Kenny Schachter Goes for a Swim in the Summertime Art Market and Gets Stung
After a fateful dip in the waters off Ibiza, our plucky columnist learns that jellyfish and art dealers have a lot in common.
As much as global warming has disrupted the traditional cycling of the seasons, the 24/7 maelstrom that is the art market has also had an impact of its own: it has eradicated summer as a time of hiatus, at least for those in the trade. Even on the chilled-out Spanish island of Ibiza, there were plenty of art dealers on hand, cagey and cunning as ever. During the 1930s, Walter Benjamin, Raoul Haussmann, and Tristan Tzara were among the many creatives and intellectuals that sought solace at this sandy Mediterranean retreat. It was, and still is, a place of freedom in all senses (for better and worse), replete with a storied aura of special energy, if you believe in such things; I’m not sure I do. But since Pasha and Amnesia, the mega-nightclubs with capacities of 5,000 each, only launched in the mid 1970s (to be followed by many others), there must have been something more than the ready supply of MDMA that lured vacation-goers.
Ibiza has always been a hippy hangout and thus faced very little brand-saturated over-commercialization (aside from the clubs); most of the land was restricted from development in the past, and has become more so under the leftist-led political party, Podemos. There are more shamans and healers on hand than in Los Angeles, even—one morning I came down for coffee and found my wife jerry-rigged to an improv IV bag hanging from the chandelier over the dining-room table, mainlining vitamins.
On a Friday evening (if 2:30 am can still be considered night), I was semi-coerced to attend the “Music On” party with DJ Marco Carola at Amnesia. I lasted ’til 7:30 am, the horror. The club was peopled with a thick layer of middle-aged, well-off white men who seemed to relish falling off the deep end after having spent years beavering away to be able to afford behaving like a child again (and dressing the part). The positioning of the private tables above the dance floor is like the floor plan of an art fair—there is a hierarchy for the coveted slots. Shimmying next to our prime perch was none other than art dealer Jude Hess; I couldn’t resist seizing the opportunity to shout over the juddering ruckus about a Judd I had on offer.
━━━━
WHAT YOU NEED TO DO:
a – Please answer these questions about the Ibiza column:
(i) Which two mega-nightclubs launched in the mid 1970s, and what is the capacity of each?
(ii) Which political party is described as leftist-led?
(iii) Which DJ played the "Music On" party at Amnesia?
b – In the records, take the lines from the one that contains "value-label: 18,3% <box>288 366 323 380</box>" through the one that contains "bar <box>145 393 257 403</box>" and format them as a Markdown table with columns n and Line. Number the rows and skip any blank lines.
━━━━
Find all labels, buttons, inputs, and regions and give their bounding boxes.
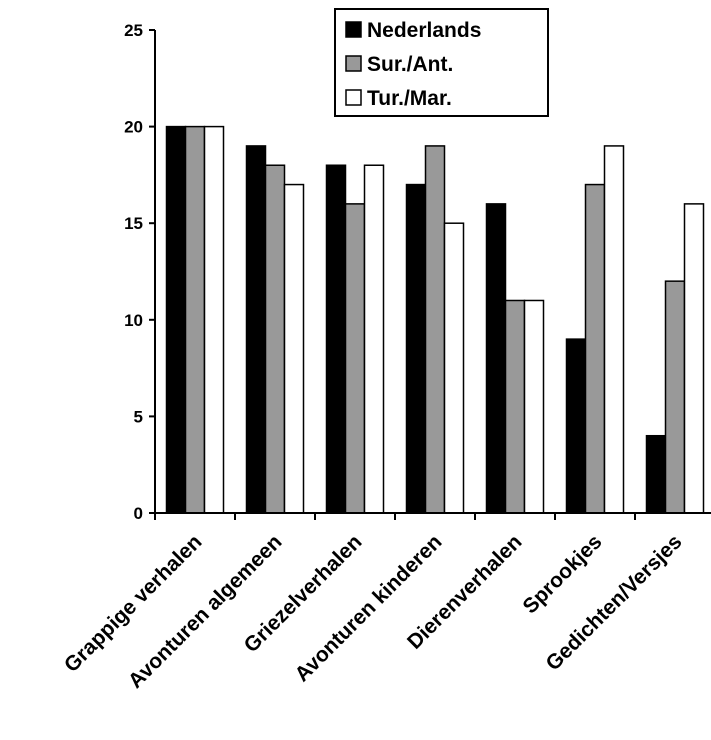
bar-sur-ant	[184, 125, 206, 514]
y-tick-label: 20	[124, 118, 143, 137]
bar-sur-ant	[344, 203, 366, 514]
bars	[165, 125, 705, 514]
y-axis-ticks: 0 5 10 15 20 25	[124, 21, 636, 523]
legend-swatch	[345, 55, 362, 72]
category-label: Grappige verhalen	[60, 530, 207, 677]
bar-tur-mar	[523, 299, 545, 514]
bar-sur-ant	[584, 183, 606, 514]
category-label: Sprookjes	[518, 530, 606, 618]
category-label: Avonturen kinderen	[291, 530, 447, 686]
y-tick-label: 5	[134, 407, 143, 426]
legend: Nederlands Sur./Ant. Tur./Mar.	[334, 8, 549, 117]
bar-tur-mar	[203, 125, 225, 514]
legend-label: Nederlands	[367, 19, 481, 42]
legend-label: Tur./Mar.	[367, 87, 452, 110]
bar-nederlands	[645, 434, 667, 514]
bar-sur-ant	[264, 164, 286, 514]
bar-tur-mar	[283, 183, 305, 514]
bar-nederlands	[565, 338, 587, 514]
category-label: Gedichten/Versjes	[542, 530, 687, 675]
bar-nederlands	[245, 145, 267, 514]
y-tick-label: 10	[124, 311, 143, 330]
bar-nederlands	[165, 125, 187, 514]
bar-sur-ant	[664, 280, 686, 514]
y-tick-label: 0	[134, 504, 143, 523]
legend-box	[334, 8, 549, 117]
y-tick-label: 25	[124, 21, 143, 40]
y-tick-label: 15	[124, 214, 143, 233]
legend-label: Sur./Ant.	[367, 53, 453, 76]
bar-nederlands	[325, 164, 347, 514]
bar-tur-mar	[683, 203, 705, 514]
bar-nederlands	[485, 203, 507, 514]
bar-sur-ant	[504, 299, 526, 514]
bar-sur-ant	[424, 145, 446, 514]
category-label: Avonturen algemeen	[124, 530, 287, 693]
bar-tur-mar	[363, 164, 385, 514]
legend-swatch	[345, 21, 362, 38]
legend-swatch	[345, 89, 362, 106]
bar-tur-mar	[443, 222, 465, 514]
bar-tur-mar	[603, 145, 625, 514]
bar-nederlands	[405, 183, 427, 514]
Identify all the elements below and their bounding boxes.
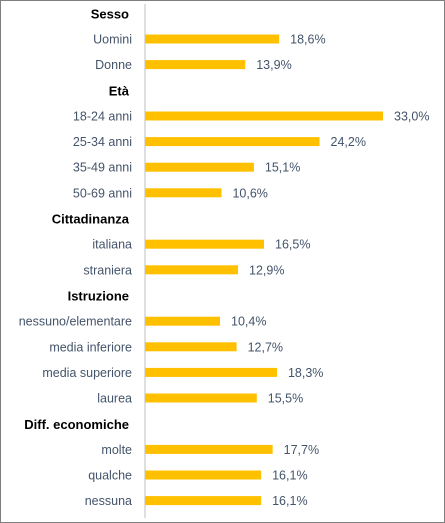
value-label: 18,3% <box>288 366 323 380</box>
group-label: Diff. economiche <box>24 417 129 432</box>
bar <box>145 265 239 275</box>
value-label: 12,9% <box>249 263 284 277</box>
bar <box>145 137 320 147</box>
category-label: laurea <box>97 392 132 406</box>
bar <box>145 239 264 249</box>
bar <box>145 162 254 172</box>
value-label: 16,5% <box>275 238 310 252</box>
category-label: qualche <box>88 469 132 483</box>
value-label: 18,6% <box>290 33 325 47</box>
category-label: 50-69 anni <box>73 186 132 200</box>
bar <box>145 316 221 326</box>
category-label: 18-24 anni <box>73 110 132 124</box>
bar <box>145 470 262 480</box>
category-label: nessuno/elementare <box>19 315 132 329</box>
category-label: molte <box>101 443 132 457</box>
value-label: 16,1% <box>272 469 307 483</box>
bar <box>145 393 257 403</box>
value-label: 10,4% <box>231 315 266 329</box>
category-label: straniera <box>83 263 132 277</box>
bar <box>145 111 383 121</box>
group-label: Sesso <box>91 7 129 22</box>
group-label: Cittadinanza <box>52 212 130 227</box>
bar <box>145 496 262 506</box>
bar <box>145 444 273 454</box>
category-label: 35-49 anni <box>73 161 132 175</box>
category-label: 25-34 anni <box>73 135 132 149</box>
value-label: 15,1% <box>265 161 300 175</box>
category-label: nessuna <box>85 494 132 508</box>
category-label: media superiore <box>42 366 132 380</box>
value-label: 10,6% <box>232 186 267 200</box>
value-label: 16,1% <box>272 494 307 508</box>
group-label: Istruzione <box>68 289 129 304</box>
bar <box>145 367 277 377</box>
value-label: 12,7% <box>248 340 283 354</box>
category-label: Uomini <box>93 33 132 47</box>
value-label: 24,2% <box>331 135 366 149</box>
category-label: media inferiore <box>49 340 132 354</box>
bar <box>145 342 237 352</box>
category-label: Donne <box>95 58 132 72</box>
bar <box>145 188 222 198</box>
bar <box>145 60 246 70</box>
value-label: 15,5% <box>268 392 303 406</box>
value-label: 17,7% <box>284 443 319 457</box>
value-label: 13,9% <box>256 58 291 72</box>
group-label: Età <box>109 84 130 99</box>
bar <box>145 34 280 44</box>
value-label: 33,0% <box>394 110 429 124</box>
category-label: italiana <box>92 238 132 252</box>
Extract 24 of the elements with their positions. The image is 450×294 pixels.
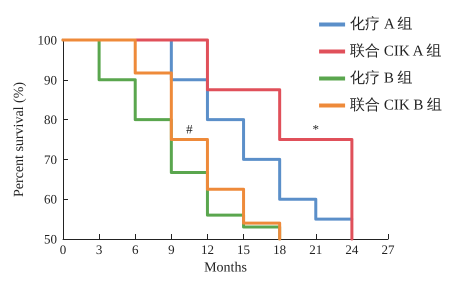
x-tick-label: 3 [96,242,102,257]
y-tick-label: 50 [44,232,57,246]
legend-label: 联合 CIK A 组 [350,42,442,60]
y-tick-label: 60 [44,192,57,207]
annotation: * [312,122,320,136]
x-tick-label: 27 [382,242,395,257]
legend-label: 化疗 B 组 [350,70,413,86]
annotation: # [186,122,194,136]
y-axis-title: Percent survival (%) [12,82,28,198]
x-tick-label: 21 [309,242,322,257]
legend-label: 联合 CIK B 组 [350,96,442,114]
x-tick-label: 15 [237,242,250,257]
x-tick-label: 18 [273,242,286,257]
y-tick-label: 90 [44,72,57,88]
legend-label: 化疗 A 组 [350,16,413,32]
x-tick-label: 6 [132,242,139,257]
x-tick-label: 12 [200,242,214,257]
x-tick-label: 9 [168,242,175,257]
x-tick-label: 0 [60,242,66,257]
y-tick-label: 70 [44,152,57,167]
y-tick-label: 80 [44,112,57,128]
x-axis-title: Months [204,260,247,276]
y-tick-label: 100 [38,32,57,48]
x-tick-label: 24 [345,242,359,257]
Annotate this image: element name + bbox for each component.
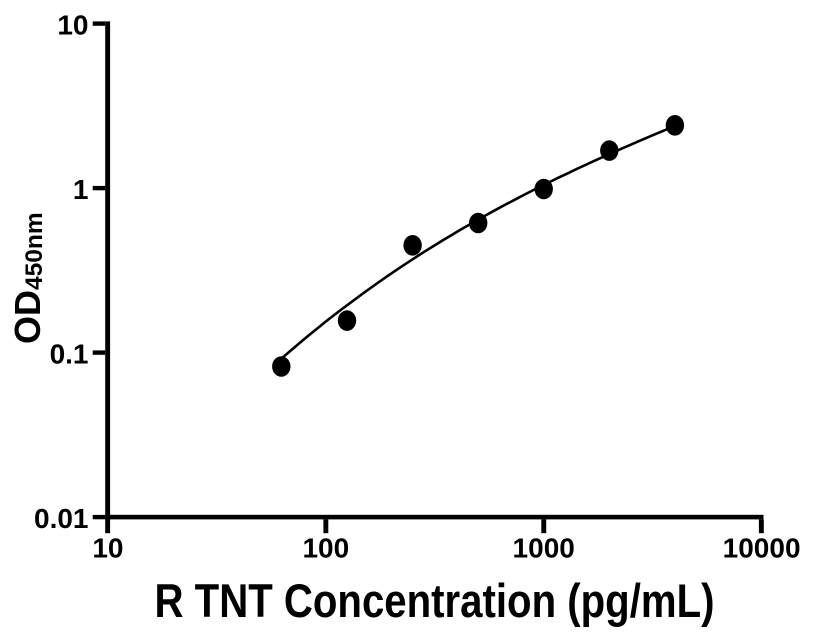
svg-text:1: 1 [73,174,89,205]
svg-text:R TNT Concentration (pg/mL): R TNT Concentration (pg/mL) [155,574,715,627]
svg-text:0.1: 0.1 [50,339,89,370]
svg-text:10: 10 [92,532,123,563]
svg-text:100: 100 [302,532,349,563]
svg-text:10000: 10000 [723,532,801,563]
svg-text:10: 10 [57,10,88,41]
svg-text:0.01: 0.01 [34,503,89,534]
svg-text:1000: 1000 [513,532,575,563]
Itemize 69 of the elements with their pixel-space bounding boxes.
━━━━
ANSWERS BY TASK:
a –
(i) Pasha and Amnesia, with a capacity of 5,000 each.
(ii) Podemos.
(iii) Marco Carola.

b –
| n | Line |
|---|---|
| 1 | value-label: 18,3% <box>288 366 323 380</box> |
| 2 | group-label: Diff. economiche <box>24 417 129 432</box> |
| 3 | bar <box>145 265 239 275</box> |
| 4 | value-label: 12,9% <box>249 263 284 277</box> |
| 5 | bar <box>145 137 320 147</box> |
| 6 | category-label: laurea <box>97 392 132 406</box> |
| 7 | bar <box>145 239 264 249</box> |
| 8 | bar <box>145 162 254 172</box> |
| 9 | value-label: 16,5% <box>275 238 310 252</box> |
| 10 | category-label: qualche <box>88 469 132 483</box> |
| 11 | value-label: 18,6% <box>290 33 325 47</box> |
| 12 | category-label: 50-69 anni <box>73 186 132 200</box> |
| 13 | bar <box>145 316 221 326</box> |
| 14 | category-label: 18-24 anni <box>73 110 132 124</box> |
| 15 | bar <box>145 470 262 480</box> |
| 16 | category-label: nessuno/elementare <box>19 315 132 329</box> |
| 17 | category-label: molte <box>101 443 132 457</box> |
| 18 | value-label: 16,1% <box>272 469 307 483</box> |
| 19 | bar <box>145 393 257 403</box> |